# [SOURCE DATA]
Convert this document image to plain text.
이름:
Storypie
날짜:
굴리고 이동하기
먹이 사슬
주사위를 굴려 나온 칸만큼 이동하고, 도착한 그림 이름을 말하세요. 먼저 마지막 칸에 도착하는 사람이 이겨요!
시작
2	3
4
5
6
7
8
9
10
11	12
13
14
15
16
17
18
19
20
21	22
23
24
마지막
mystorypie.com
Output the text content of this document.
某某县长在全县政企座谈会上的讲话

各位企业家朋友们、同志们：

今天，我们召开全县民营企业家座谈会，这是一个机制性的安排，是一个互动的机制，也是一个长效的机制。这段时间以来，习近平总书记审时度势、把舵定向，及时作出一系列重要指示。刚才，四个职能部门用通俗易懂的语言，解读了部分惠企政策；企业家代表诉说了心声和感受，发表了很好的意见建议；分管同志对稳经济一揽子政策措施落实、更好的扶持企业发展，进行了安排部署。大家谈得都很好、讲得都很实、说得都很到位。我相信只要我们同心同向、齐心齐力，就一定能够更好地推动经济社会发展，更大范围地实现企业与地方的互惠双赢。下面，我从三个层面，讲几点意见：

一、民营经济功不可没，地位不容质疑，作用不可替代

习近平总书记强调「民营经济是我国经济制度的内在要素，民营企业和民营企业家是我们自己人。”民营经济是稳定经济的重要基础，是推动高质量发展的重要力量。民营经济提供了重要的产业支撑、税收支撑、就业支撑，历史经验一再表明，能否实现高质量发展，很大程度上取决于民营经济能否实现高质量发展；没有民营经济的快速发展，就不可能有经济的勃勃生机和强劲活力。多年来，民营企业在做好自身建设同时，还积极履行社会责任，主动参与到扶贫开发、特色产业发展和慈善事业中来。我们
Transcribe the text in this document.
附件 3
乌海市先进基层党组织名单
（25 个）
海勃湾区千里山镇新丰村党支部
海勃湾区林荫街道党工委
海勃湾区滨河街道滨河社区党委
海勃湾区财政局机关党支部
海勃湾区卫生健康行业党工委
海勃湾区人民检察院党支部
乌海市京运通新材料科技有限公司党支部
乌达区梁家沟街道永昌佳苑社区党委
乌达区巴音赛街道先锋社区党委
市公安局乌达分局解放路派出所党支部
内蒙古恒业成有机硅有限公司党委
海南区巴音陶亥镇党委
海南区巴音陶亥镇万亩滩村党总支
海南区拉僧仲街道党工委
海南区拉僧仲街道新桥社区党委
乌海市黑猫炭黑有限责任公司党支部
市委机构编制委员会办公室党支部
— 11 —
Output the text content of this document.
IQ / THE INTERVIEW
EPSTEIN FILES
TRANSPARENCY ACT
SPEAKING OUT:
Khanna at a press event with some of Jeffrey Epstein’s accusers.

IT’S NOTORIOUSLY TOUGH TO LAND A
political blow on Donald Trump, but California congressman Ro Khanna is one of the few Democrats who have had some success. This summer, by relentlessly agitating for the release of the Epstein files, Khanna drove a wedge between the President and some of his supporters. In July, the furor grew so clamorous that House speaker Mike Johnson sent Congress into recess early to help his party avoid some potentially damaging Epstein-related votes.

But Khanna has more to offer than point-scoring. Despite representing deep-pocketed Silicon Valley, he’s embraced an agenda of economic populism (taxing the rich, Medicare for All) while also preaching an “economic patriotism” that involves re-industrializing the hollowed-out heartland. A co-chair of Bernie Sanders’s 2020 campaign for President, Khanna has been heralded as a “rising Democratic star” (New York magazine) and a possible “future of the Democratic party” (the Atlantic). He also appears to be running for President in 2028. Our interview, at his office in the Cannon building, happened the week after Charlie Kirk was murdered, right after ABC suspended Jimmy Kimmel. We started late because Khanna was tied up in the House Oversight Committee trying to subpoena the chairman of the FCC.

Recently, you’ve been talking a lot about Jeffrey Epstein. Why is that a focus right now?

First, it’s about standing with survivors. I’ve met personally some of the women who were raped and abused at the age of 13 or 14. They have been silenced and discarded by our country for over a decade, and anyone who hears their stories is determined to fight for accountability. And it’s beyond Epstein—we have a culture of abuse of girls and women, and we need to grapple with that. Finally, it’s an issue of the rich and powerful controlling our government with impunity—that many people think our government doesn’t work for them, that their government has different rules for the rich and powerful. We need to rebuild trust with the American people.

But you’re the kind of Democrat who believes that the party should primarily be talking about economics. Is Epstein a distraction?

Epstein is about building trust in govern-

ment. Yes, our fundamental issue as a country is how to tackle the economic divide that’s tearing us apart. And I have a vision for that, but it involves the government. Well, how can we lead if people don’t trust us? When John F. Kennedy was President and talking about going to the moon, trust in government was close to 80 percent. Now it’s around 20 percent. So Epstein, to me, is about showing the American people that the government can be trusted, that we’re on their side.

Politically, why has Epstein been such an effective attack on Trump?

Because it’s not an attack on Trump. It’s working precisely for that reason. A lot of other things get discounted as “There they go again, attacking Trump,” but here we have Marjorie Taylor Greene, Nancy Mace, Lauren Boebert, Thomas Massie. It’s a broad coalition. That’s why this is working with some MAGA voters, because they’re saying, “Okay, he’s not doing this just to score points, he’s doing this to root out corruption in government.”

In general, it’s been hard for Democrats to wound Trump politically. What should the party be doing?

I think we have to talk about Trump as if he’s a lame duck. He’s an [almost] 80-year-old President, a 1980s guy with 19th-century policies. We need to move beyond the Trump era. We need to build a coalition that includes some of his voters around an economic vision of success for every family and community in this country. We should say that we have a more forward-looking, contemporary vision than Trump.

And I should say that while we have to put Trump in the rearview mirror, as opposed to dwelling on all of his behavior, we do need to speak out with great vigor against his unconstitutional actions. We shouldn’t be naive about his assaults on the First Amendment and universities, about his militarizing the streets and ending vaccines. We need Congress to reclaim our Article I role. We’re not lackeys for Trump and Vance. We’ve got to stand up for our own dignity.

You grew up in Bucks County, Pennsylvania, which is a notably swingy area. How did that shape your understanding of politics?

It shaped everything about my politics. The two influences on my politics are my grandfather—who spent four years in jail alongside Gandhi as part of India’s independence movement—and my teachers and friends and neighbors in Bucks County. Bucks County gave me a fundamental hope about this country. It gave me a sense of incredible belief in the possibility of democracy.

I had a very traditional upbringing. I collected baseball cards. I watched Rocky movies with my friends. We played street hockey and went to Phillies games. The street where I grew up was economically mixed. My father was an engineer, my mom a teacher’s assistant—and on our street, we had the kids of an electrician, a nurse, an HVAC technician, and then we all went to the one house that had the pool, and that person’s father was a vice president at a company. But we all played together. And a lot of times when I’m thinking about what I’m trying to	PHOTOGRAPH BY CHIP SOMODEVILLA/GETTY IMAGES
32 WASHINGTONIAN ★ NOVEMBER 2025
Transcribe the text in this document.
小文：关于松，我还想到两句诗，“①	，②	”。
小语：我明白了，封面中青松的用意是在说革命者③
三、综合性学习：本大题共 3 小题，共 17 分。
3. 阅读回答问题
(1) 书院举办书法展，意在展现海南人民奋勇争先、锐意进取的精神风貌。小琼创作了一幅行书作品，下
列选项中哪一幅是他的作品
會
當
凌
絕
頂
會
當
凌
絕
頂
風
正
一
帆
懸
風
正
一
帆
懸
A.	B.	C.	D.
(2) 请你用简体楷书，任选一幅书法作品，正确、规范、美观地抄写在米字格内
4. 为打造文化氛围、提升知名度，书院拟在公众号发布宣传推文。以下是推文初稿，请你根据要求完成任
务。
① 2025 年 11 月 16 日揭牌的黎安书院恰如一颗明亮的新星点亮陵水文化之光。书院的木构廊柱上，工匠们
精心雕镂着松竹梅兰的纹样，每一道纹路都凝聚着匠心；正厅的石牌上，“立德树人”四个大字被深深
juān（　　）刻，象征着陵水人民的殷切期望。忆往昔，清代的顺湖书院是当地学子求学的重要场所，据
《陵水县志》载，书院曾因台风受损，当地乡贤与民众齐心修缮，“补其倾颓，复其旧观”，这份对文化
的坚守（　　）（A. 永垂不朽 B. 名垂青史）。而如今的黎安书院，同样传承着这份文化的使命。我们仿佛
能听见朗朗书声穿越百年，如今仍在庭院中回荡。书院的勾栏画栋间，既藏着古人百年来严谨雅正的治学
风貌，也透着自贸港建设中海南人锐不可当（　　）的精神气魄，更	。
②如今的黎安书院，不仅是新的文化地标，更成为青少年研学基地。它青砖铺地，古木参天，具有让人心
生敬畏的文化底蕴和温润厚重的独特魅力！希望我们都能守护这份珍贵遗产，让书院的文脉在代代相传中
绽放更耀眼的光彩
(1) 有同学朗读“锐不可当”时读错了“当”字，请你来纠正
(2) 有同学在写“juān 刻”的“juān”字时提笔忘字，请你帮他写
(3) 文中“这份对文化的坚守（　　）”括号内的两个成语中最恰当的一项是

# [DESCRIPTION OF THE TASK]
In the entries above, find each line with the string "Khanna" and copy it.

# [CORRECT RESULT]
Khanna at a press event with some of Jeffrey Epstein’s accusers.
political blow on Donald Trump, but California congressman Ro Khanna is one of the few Democrats who have had some success. This summer, by relentlessly agitating for the release of the Epstein files, Khanna drove a wedge between the President and some of his supporters. In July, the furor grew so clamorous that House speaker Mike Johnson sent Congress into recess early to help his party avoid some potentially damaging Epstein-related votes.
But Khanna has more to offer than point-scoring. Despite representing deep-pocketed Silicon Valley, he’s embraced an agenda of economic populism (taxing the rich, Medicare for All) while also preaching an “economic patriotism” that involves re-industrializing the hollowed-out heartland. A co-chair of Bernie Sanders’s 2020 campaign for President, Khanna has been heralded as a “rising Democratic star” (New York magazine) and a possible “future of the Democratic party” (the Atlantic). He also appears to be running for President in 2028. Our interview, at his office in the Cannon building, happened the week after Charlie Kirk was murdered, right after ABC suspended Jimmy Kimmel. We started late because Khanna was tied up in the House Oversight Committee trying to subpoena the chairman of the FCC.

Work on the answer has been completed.